## Your instructions:
In the listing below, identify each line with the word "دمشق" and return those lines.

*** Records supplied ***

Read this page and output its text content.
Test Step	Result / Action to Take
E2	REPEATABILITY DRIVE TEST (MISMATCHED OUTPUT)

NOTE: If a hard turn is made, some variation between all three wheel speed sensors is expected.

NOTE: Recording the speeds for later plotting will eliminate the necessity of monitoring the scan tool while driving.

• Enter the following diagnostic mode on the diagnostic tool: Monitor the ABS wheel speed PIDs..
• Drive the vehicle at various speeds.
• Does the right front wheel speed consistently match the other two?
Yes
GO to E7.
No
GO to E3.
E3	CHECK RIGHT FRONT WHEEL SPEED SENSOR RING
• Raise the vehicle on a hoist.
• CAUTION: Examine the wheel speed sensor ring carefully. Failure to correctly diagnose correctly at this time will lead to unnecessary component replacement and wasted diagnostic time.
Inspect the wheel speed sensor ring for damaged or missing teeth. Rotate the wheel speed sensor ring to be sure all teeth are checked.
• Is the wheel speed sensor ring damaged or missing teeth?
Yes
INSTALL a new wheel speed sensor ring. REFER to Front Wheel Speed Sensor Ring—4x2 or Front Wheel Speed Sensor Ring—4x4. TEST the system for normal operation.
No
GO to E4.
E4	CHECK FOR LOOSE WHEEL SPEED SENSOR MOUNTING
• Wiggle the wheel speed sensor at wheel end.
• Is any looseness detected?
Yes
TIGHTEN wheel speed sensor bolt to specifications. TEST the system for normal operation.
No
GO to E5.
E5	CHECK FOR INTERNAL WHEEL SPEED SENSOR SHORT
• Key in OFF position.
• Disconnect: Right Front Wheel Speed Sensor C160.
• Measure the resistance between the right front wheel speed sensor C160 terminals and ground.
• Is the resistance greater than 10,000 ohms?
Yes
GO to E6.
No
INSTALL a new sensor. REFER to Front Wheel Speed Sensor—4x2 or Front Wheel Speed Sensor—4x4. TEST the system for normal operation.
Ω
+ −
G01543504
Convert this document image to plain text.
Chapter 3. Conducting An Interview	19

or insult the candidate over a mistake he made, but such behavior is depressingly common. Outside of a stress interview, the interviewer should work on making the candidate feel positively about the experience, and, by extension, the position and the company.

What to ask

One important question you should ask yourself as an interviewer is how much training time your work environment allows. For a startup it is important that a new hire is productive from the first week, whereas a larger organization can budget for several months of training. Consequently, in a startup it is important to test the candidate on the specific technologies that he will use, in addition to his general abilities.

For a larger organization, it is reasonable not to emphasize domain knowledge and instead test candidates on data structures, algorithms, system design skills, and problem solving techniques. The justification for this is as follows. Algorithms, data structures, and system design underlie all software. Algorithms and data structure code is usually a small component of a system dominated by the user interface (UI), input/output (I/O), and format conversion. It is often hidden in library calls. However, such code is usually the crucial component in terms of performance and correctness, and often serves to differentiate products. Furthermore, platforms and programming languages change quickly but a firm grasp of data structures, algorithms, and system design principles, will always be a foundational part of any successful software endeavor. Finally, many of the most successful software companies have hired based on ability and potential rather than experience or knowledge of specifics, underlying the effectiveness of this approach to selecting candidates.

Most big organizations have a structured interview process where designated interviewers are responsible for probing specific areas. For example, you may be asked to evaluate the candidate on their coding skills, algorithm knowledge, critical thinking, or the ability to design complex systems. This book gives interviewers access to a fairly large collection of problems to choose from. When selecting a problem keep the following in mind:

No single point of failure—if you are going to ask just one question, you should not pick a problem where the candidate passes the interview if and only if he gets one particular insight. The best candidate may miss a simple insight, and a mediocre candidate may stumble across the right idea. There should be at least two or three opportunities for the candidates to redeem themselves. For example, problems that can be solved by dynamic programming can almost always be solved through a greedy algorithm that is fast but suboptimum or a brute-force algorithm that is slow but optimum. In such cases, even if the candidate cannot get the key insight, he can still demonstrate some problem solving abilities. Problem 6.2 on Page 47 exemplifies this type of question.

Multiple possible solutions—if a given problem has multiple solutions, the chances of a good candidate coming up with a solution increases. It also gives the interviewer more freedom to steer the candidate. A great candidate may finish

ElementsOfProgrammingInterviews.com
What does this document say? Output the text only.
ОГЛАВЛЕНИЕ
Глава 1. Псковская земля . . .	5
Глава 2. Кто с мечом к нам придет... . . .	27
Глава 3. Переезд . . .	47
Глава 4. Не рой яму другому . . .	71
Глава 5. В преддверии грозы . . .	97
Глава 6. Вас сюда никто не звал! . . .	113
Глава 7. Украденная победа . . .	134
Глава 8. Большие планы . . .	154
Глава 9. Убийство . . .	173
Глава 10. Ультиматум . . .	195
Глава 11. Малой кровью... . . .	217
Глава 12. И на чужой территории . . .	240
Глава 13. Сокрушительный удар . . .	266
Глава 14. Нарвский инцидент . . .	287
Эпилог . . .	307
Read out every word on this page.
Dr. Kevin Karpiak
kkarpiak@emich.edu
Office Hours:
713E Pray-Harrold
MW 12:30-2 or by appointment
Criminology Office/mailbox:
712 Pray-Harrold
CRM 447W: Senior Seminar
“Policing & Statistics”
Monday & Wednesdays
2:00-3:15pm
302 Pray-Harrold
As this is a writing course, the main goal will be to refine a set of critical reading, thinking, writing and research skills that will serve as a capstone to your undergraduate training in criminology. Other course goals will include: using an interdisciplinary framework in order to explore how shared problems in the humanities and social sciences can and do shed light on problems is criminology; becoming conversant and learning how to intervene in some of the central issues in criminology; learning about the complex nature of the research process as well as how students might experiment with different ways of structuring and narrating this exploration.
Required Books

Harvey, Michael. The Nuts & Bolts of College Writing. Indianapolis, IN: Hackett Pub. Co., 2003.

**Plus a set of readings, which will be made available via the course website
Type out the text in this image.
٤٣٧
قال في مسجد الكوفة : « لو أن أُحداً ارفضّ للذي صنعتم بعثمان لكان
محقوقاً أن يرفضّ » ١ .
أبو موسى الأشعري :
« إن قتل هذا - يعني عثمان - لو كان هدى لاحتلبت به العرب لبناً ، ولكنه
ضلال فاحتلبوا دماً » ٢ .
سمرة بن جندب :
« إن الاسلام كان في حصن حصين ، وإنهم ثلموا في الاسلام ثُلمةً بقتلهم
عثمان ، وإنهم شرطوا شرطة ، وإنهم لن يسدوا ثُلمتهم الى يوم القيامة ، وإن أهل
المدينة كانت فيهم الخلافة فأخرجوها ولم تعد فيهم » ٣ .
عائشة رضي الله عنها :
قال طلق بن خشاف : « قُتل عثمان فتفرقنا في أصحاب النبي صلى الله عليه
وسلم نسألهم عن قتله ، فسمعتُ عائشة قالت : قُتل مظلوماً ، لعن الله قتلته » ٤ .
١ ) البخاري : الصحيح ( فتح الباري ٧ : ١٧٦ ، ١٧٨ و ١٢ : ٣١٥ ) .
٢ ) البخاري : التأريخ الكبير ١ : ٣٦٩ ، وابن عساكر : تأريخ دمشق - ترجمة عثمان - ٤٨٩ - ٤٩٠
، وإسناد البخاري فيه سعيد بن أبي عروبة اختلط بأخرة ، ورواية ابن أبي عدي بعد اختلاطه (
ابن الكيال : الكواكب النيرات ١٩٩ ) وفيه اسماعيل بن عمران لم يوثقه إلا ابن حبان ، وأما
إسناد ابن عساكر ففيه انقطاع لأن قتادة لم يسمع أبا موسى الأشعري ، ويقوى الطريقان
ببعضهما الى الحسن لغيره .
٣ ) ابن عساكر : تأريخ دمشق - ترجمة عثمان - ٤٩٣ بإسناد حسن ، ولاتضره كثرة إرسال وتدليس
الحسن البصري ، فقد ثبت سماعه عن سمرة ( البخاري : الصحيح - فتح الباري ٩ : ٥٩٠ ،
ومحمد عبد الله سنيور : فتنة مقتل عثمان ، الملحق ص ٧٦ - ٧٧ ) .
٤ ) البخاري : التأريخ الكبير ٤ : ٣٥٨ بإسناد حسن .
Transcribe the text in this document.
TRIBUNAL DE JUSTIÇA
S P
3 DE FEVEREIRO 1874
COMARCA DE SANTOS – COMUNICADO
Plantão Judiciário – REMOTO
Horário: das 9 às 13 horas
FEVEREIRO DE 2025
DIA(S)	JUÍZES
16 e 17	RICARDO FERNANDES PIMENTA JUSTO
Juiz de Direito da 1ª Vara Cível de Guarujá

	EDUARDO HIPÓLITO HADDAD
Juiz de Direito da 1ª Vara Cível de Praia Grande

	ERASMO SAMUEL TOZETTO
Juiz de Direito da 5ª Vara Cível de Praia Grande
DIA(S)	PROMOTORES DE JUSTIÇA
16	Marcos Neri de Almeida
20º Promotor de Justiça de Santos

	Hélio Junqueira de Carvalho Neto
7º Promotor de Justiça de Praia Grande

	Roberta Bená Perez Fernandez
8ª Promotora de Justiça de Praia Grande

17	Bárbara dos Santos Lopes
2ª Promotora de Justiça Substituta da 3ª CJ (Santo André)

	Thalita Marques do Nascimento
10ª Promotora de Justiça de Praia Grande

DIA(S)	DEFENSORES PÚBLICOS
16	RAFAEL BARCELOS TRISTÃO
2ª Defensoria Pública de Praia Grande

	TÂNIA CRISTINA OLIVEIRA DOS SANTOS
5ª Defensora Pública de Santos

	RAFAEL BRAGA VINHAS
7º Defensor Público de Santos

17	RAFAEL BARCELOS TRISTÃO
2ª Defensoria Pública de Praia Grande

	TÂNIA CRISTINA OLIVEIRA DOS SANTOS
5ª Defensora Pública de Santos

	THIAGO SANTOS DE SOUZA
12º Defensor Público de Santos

***

## Correct response:
٢ ) البخاري : التأريخ الكبير ١ : ٣٦٩ ، وابن عساكر : تأريخ دمشق - ترجمة عثمان - ٤٨٩ - ٤٩٠
٣ ) ابن عساكر : تأريخ دمشق - ترجمة عثمان - ٤٩٣ بإسناد حسن ، ولاتضره كثرة إرسال وتدليس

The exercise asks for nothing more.